◆ TASK INSTRUCTIONS ◆
Update the lines starting with the line with "- mixing-ratio-label: 1: [330, 429, 345, 444]" and going on through the line with "- isotherm-line: [90, 38, 219, 222]" by replacing "dry-adiabat-line" with "dry-adiabat-curve", leaving all else unchanged, and give only those revised lines.

[Element position data]

*****

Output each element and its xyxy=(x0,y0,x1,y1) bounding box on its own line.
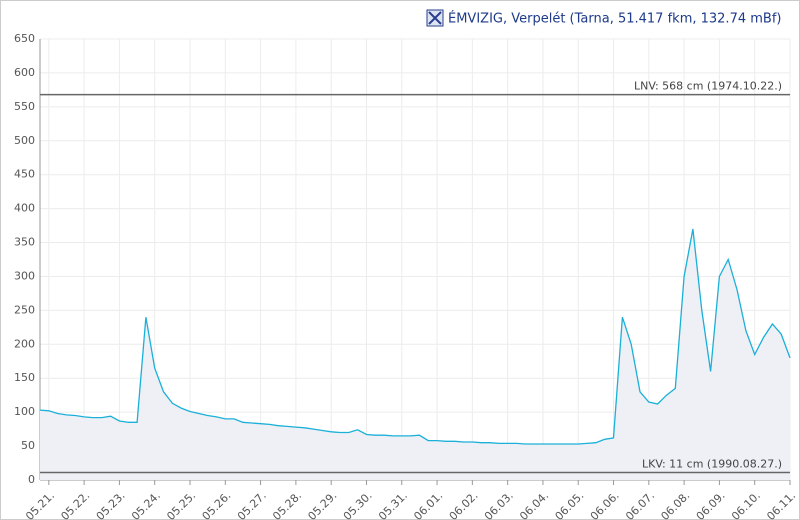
line xyxy=(39,228,791,445)
reference-label: LNV: 568 cm (1974.10.22.) xyxy=(634,80,782,93)
y-tick-label: 600 xyxy=(14,66,35,79)
y-tick-label: 650 xyxy=(14,32,35,45)
y-tick-label: 350 xyxy=(14,236,35,249)
y-tick-label: 400 xyxy=(14,202,35,215)
area-fill xyxy=(40,229,790,480)
y-tick-label: 0 xyxy=(28,473,35,486)
logo xyxy=(426,9,444,27)
reference-label: LKV: 11 cm (1990.08.27.) xyxy=(642,458,782,471)
y-tick-label: 100 xyxy=(14,405,35,418)
y-tick-label: 50 xyxy=(21,439,35,452)
y-tick-label: 150 xyxy=(14,371,35,384)
y-tick-label: 450 xyxy=(14,168,35,181)
y-tick-label: 300 xyxy=(14,269,35,282)
y-tick-label: 550 xyxy=(14,100,35,113)
y-tick-label: 200 xyxy=(14,337,35,350)
y-tick-label: 250 xyxy=(14,303,35,316)
y-tick-label: 500 xyxy=(14,134,35,147)
chart-title: ÉMVIZIG, Verpelét (Tarna, 51.417 fkm, 13… xyxy=(448,11,781,27)
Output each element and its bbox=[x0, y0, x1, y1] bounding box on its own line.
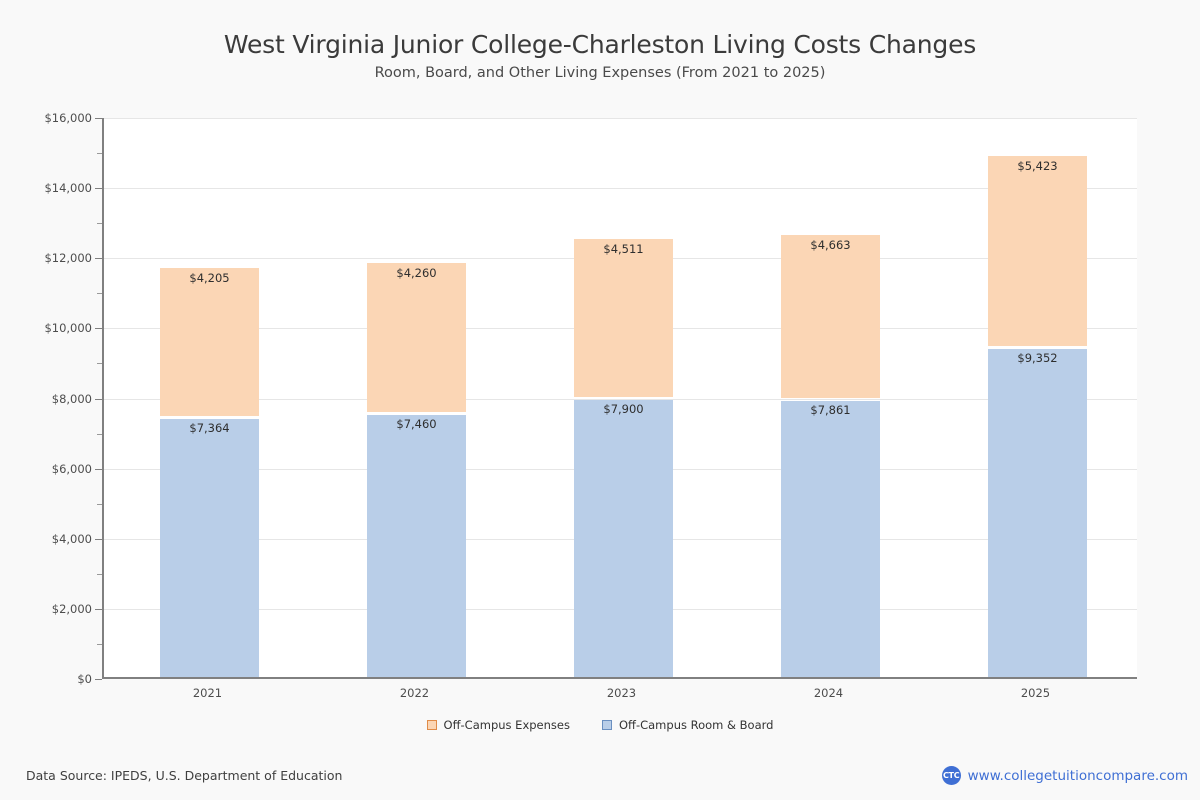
y-axis-tick bbox=[95, 679, 102, 680]
y-axis-tick-label: $6,000 bbox=[51, 461, 92, 476]
x-axis-tick-label: 2022 bbox=[399, 686, 430, 700]
y-axis-tick-label: $14,000 bbox=[44, 181, 92, 196]
bar-value-label-expenses: $4,260 bbox=[396, 266, 437, 281]
y-axis-minor-tick bbox=[97, 153, 102, 155]
bar-segment-room-and-board[interactable] bbox=[574, 400, 673, 677]
bar-stack[interactable]: $7,460 $4,260 bbox=[367, 263, 466, 677]
bar-value-label-room-and-board: $7,900 bbox=[603, 402, 644, 417]
bar-segment-room-and-board[interactable] bbox=[367, 415, 466, 677]
legend-swatch-icon bbox=[426, 720, 437, 730]
y-axis-minor-tick bbox=[97, 503, 102, 505]
y-axis-minor-tick bbox=[97, 433, 102, 435]
bar-segment-expenses[interactable] bbox=[160, 268, 259, 416]
y-axis-tick bbox=[95, 118, 102, 119]
bar-value-label-expenses: $4,663 bbox=[810, 237, 851, 252]
bar-stack[interactable]: $7,364 $4,205 bbox=[160, 268, 259, 677]
legend-item[interactable]: Off-Campus Room & Board bbox=[601, 718, 774, 732]
bar-stack[interactable]: $9,352 $5,423 bbox=[988, 155, 1087, 677]
bar-segment-room-and-board[interactable] bbox=[988, 349, 1087, 677]
bar-value-label-room-and-board: $7,460 bbox=[396, 417, 437, 432]
chart-subtitle: Room, Board, and Other Living Expenses (… bbox=[374, 65, 826, 81]
y-axis-tick bbox=[95, 188, 102, 190]
y-axis-tick bbox=[95, 538, 102, 540]
data-source-label: Data Source: IPEDS, U.S. Department of E… bbox=[26, 768, 343, 783]
y-axis-tick bbox=[95, 468, 102, 470]
bar-segment-room-and-board[interactable] bbox=[160, 418, 259, 677]
bar-segment-expenses[interactable] bbox=[781, 234, 880, 399]
x-axis-tick-label: 2024 bbox=[813, 686, 844, 700]
y-axis-minor-tick bbox=[97, 643, 102, 645]
gridline bbox=[104, 398, 1137, 400]
plot-area: $7,364 $4,205 $7,460 $4,260 $7,900 $4,511 $7,8… bbox=[102, 118, 1137, 679]
y-axis-tick bbox=[95, 258, 102, 260]
x-axis-tick-label: 2025 bbox=[1020, 686, 1051, 700]
x-axis-tick-label: 2021 bbox=[192, 686, 223, 700]
bar-stack[interactable]: $7,900 $4,511 bbox=[574, 238, 673, 677]
legend-item[interactable]: Off-Campus Expenses bbox=[426, 718, 570, 732]
chart-footer: Data Source: IPEDS, U.S. Department of E… bbox=[0, 755, 1200, 800]
y-axis-minor-tick bbox=[97, 573, 102, 575]
y-axis-tick bbox=[95, 608, 102, 610]
y-axis-minor-tick bbox=[97, 363, 102, 365]
x-axis-tick-label: 2023 bbox=[606, 686, 637, 700]
legend-label: Off-Campus Expenses bbox=[443, 718, 570, 732]
chart-title: West Virginia Junior College-Charleston … bbox=[223, 30, 977, 59]
bar-value-label-room-and-board: $7,861 bbox=[810, 403, 851, 418]
brand-link[interactable]: CTC www.collegetuitioncompare.com bbox=[941, 766, 1188, 785]
brand-url-label: www.collegetuitioncompare.com bbox=[967, 767, 1188, 784]
bar-segment-expenses[interactable] bbox=[367, 263, 466, 413]
bar-stack[interactable]: $7,861 $4,663 bbox=[781, 234, 880, 677]
bar-value-label-expenses: $4,205 bbox=[189, 271, 230, 286]
bar-segment-expenses[interactable] bbox=[988, 155, 1087, 347]
y-axis-tick bbox=[95, 328, 102, 330]
bar-value-label-expenses: $5,423 bbox=[1017, 158, 1058, 173]
y-axis-tick-label: $2,000 bbox=[51, 601, 92, 616]
gridline bbox=[104, 188, 1137, 190]
gridline bbox=[104, 118, 1137, 119]
bar-value-label-room-and-board: $7,364 bbox=[189, 420, 230, 435]
y-axis-minor-tick bbox=[97, 293, 102, 295]
legend-swatch-icon bbox=[601, 720, 612, 730]
bar-segment-expenses[interactable] bbox=[574, 238, 673, 398]
legend-label: Off-Campus Room & Board bbox=[618, 718, 774, 732]
ctc-logo-icon: CTC bbox=[941, 766, 961, 785]
bar-segment-room-and-board[interactable] bbox=[781, 401, 880, 677]
y-axis-tick-label: $0 bbox=[77, 672, 92, 686]
bar-value-label-expenses: $4,511 bbox=[603, 241, 644, 256]
y-axis-tick-label: $16,000 bbox=[44, 111, 92, 125]
chart-legend: Off-Campus Expenses Off-Campus Room & Boa… bbox=[0, 718, 1200, 732]
y-axis-tick-label: $10,000 bbox=[44, 321, 92, 336]
y-axis-minor-tick bbox=[97, 223, 102, 225]
y-axis-tick-label: $8,000 bbox=[51, 391, 92, 406]
y-axis-tick bbox=[95, 398, 102, 400]
y-axis-tick-label: $4,000 bbox=[51, 531, 92, 546]
bar-value-label-room-and-board: $9,352 bbox=[1017, 351, 1058, 366]
y-axis-tick-label: $12,000 bbox=[44, 251, 92, 266]
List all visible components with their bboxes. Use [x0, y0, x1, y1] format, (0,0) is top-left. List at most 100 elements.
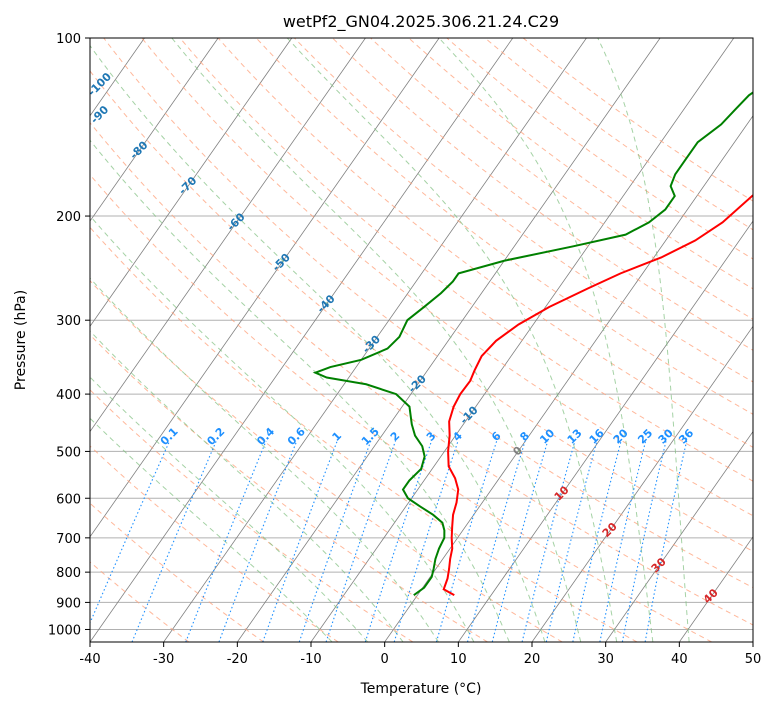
- mixing-ratio-label: 1: [330, 429, 345, 444]
- x-tick-label: -10: [300, 652, 321, 667]
- dry-adiabat-line: [484, 38, 753, 231]
- mixing-ratio-line: [131, 440, 217, 642]
- dry-adiabat-line: [90, 280, 563, 642]
- isotherm-line: [90, 38, 219, 222]
- mixing-ratio-label: 20: [611, 426, 631, 446]
- isotherm-label-warm: 40: [701, 586, 721, 606]
- mixing-ratio-line: [185, 440, 267, 642]
- mixing-ratio-line: [521, 440, 576, 642]
- y-tick-label: 200: [56, 210, 81, 225]
- isotherm-line: [384, 115, 753, 642]
- isotherm-line: [0, 38, 71, 642]
- dry-adiabat-line: [90, 445, 339, 642]
- mixing-ratio-line: [644, 440, 688, 642]
- mixing-ratio-label: 2: [388, 429, 403, 444]
- mixing-ratio-label: 0.4: [254, 425, 277, 448]
- y-tick-label: 400: [56, 388, 81, 403]
- isotherm-label: -50: [270, 251, 293, 274]
- y-tick-label: 500: [56, 445, 81, 460]
- y-tick-label: 900: [56, 596, 81, 611]
- moist-adiabat-line: [438, 38, 654, 642]
- mixing-ratio-label: 6: [489, 429, 504, 444]
- chart-title: wetPf2_GN04.2025.306.21.24.C29: [283, 12, 559, 32]
- mixing-ratio-label: 25: [635, 427, 655, 447]
- x-tick-label: 40: [671, 652, 688, 667]
- isotherm-line: [90, 38, 293, 327]
- isotherm-label: -10: [457, 403, 480, 426]
- y-tick-label: 600: [56, 492, 81, 507]
- dry-adiabat-line: [332, 38, 753, 351]
- mixing-ratio-label: 36: [676, 426, 696, 446]
- sounding-traces: [312, 91, 753, 597]
- isotherm-line: [458, 220, 753, 642]
- moist-adiabat-line: [90, 139, 510, 642]
- y-tick-label: 300: [56, 314, 81, 329]
- x-tick-label: 10: [450, 652, 467, 667]
- moist-adiabat-line: [90, 215, 475, 642]
- isotherm-line: [752, 641, 753, 642]
- dry-adiabat-line: [103, 38, 753, 552]
- dry-adiabat-line: [90, 226, 638, 642]
- mixing-ratio-label: 30: [656, 426, 676, 446]
- isotherm-line: [90, 38, 514, 642]
- isotherm-label-warm: 10: [552, 483, 572, 503]
- dewpoint-trace: [312, 91, 753, 596]
- moist-adiabat-line: [90, 277, 439, 642]
- x-tick-label: 20: [524, 652, 541, 667]
- mixing-ratio-line: [621, 440, 667, 642]
- x-tick-label: -30: [153, 652, 174, 667]
- y-tick-label: 1000: [48, 623, 81, 638]
- mixing-ratio-label: 8: [517, 429, 532, 444]
- mixing-ratio-line: [572, 440, 622, 642]
- x-tick-label: 0: [381, 652, 389, 667]
- dry-adiabat-line: [90, 174, 712, 642]
- isotherm-line: [237, 38, 661, 642]
- isotherm-line: [679, 536, 753, 642]
- dry-adiabat-line: [141, 38, 753, 517]
- line-labels: 0.1 0.2 0.4 0.6 1 1.5 2 3 4 6 8 10 13 16 20 25 30 36-100-…: [88, 70, 721, 606]
- dry-adiabat-line: [294, 38, 753, 383]
- plot-frame: [89, 37, 754, 643]
- axes: -40 -30 -20 -10 0 10 20 30 40 5010020030040050060…: [48, 32, 761, 667]
- x-axis-label: Temperature (°C): [360, 681, 482, 697]
- x-tick-label: -20: [227, 652, 248, 667]
- mixing-ratio-line: [435, 440, 498, 642]
- mixing-ratio-label: 4: [450, 429, 465, 444]
- isotherm-label: -90: [88, 103, 111, 126]
- mixing-ratio-line: [599, 440, 647, 642]
- mixing-ratio-line: [491, 440, 549, 642]
- isotherm-line: [163, 38, 587, 642]
- mixing-ratio-label: 13: [565, 427, 585, 447]
- background-lines: [0, 38, 753, 642]
- mixing-ratio-line: [90, 440, 171, 625]
- mixing-ratio-label: 3: [424, 429, 439, 444]
- x-tick-label: -40: [79, 652, 100, 667]
- dry-adiabat-line: [255, 38, 753, 415]
- isotherm-label-warm: 20: [600, 520, 620, 540]
- mixing-ratio-label: 10: [537, 426, 557, 446]
- isotherm-label: -80: [127, 138, 150, 161]
- isotherm-label: -40: [314, 292, 337, 315]
- moist-adiabat-line: [597, 38, 690, 642]
- y-axis-label: Pressure (hPa): [13, 290, 29, 390]
- isotherm-label: -70: [176, 174, 199, 197]
- isotherm-label: -60: [224, 210, 247, 233]
- isotherm-line: [531, 325, 753, 642]
- moist-adiabat-line: [171, 38, 582, 642]
- dry-adiabat-line: [522, 38, 753, 202]
- moist-adiabat-line: [90, 417, 333, 642]
- x-tick-label: 30: [597, 652, 614, 667]
- dry-adiabat-line: [90, 334, 488, 642]
- dry-adiabat-line: [179, 38, 753, 482]
- mixing-ratio-label: 1.5: [359, 425, 382, 448]
- y-tick-label: 100: [56, 32, 81, 47]
- x-tick-label: 50: [745, 652, 762, 667]
- dry-adiabat-line: [90, 121, 753, 626]
- isotherm-line: [90, 38, 366, 433]
- mixing-ratio-line: [393, 440, 459, 642]
- isotherm-line: [605, 430, 753, 642]
- moist-adiabat-line: [286, 38, 618, 642]
- dry-adiabat-line: [90, 389, 414, 642]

*****

◆ ANSWER BELOW ◆
- mixing-ratio-label: 1: [330, 429, 345, 444]
- x-tick-label: -10: [300, 652, 321, 667]
- dry-adiabat-curve: [484, 38, 753, 231]
- mixing-ratio-line: [131, 440, 217, 642]
- dry-adiabat-curve: [90, 280, 563, 642]
- isotherm-line: [90, 38, 219, 222]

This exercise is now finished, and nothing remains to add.